◆ QUOTED TEXT ◆
────────────────

0

I want to calculate access time for these two ways : Row major and Column major as we know C/C++ is Row major , so when we process in first way (Row major) we should be faster. but look at this code in C++ language

#include <iostream>
#include <time.h>
#include <cstdio>
clock_t RowMajor()
{
char* buf =new char [20000,20000];
clock_t start = clock();
for (int  i = 0; i < 20000; i++) 
    for (int j = 0; j <20000; j++) 
        {
         ++buf[i,j];
        } 
    clock_t elapsed = clock() - start;
   delete [] buf;
return elapsed  ;
} 
clock_t ColumnMajor()
 {
char* buf =new char[20000,20000];
clock_t start = clock();
for (int  i = 0; i < 20000; i++) 
    for (int  j = 0; j < 20000; j++) 
    {
        ++buf[j,i]; 
    }
clock_t elapsed = clock() - start;
 delete [] buf;
return elapsed ;

}

 int main()
  {     
        std::cout << "Process Started." << std::endl;
        printf( "ColumnMajor took  %lu microSeconds. \n",   ColumnMajor()*1000000/ (CLOCKS_PER_SEC)  );
        printf( "RowMajor took  %lu microSeconds. \n",  RowMajor() *1000000/ (CLOCKS_PER_SEC) );
        std::cout << "done" << std::endl; return 0; 
  }

but whenever i run this code i get diffrent answers , sometimes Rowmajor time is grater than column major time and sometimes is opposite, any help is apriciated.

────────────────

◆ GIVEN INFORMATION ◆
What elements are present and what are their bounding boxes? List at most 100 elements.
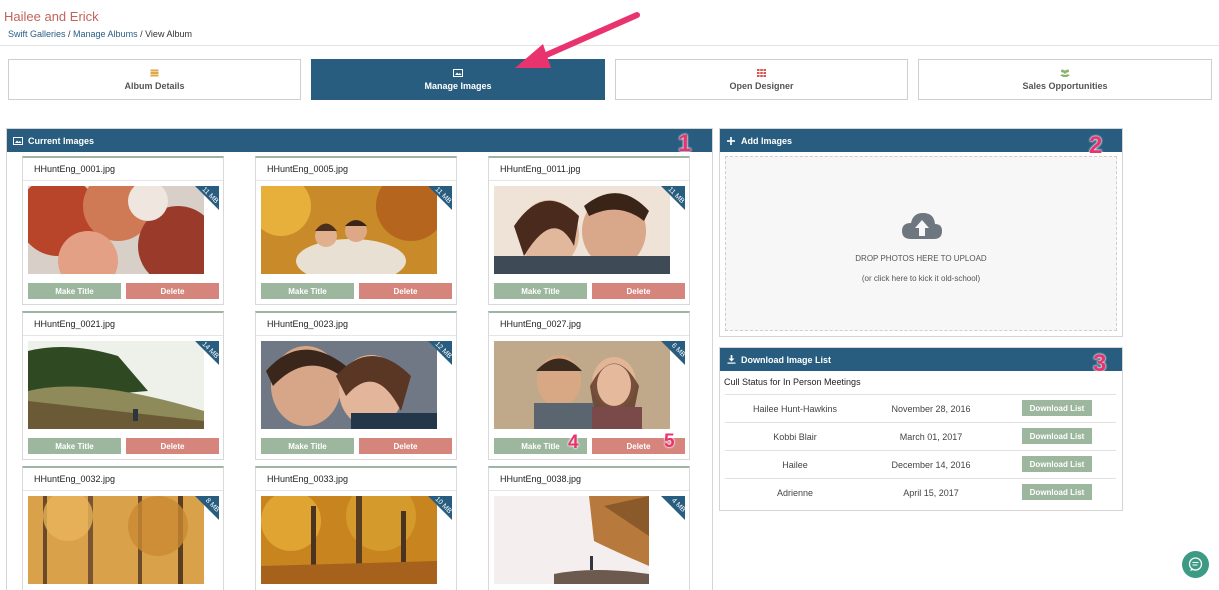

────────────────

◆ WORK INSTRUCTIONS ◆
Copy the forum post between "for (int j = 0;" and "clock_t ColumnMajor()", inclusive, renaming "elapsed" to "duration" wherever it occurs. The listing is separate material, unrelated to the forum post.

◆ WRITTEN ANSWER ◆
for (int j = 0; j <20000; j++) 
        {
         ++buf[i,j];
        } 
    clock_t duration = clock() - start;
   delete [] buf;
return duration  ;
} 
clock_t ColumnMajor()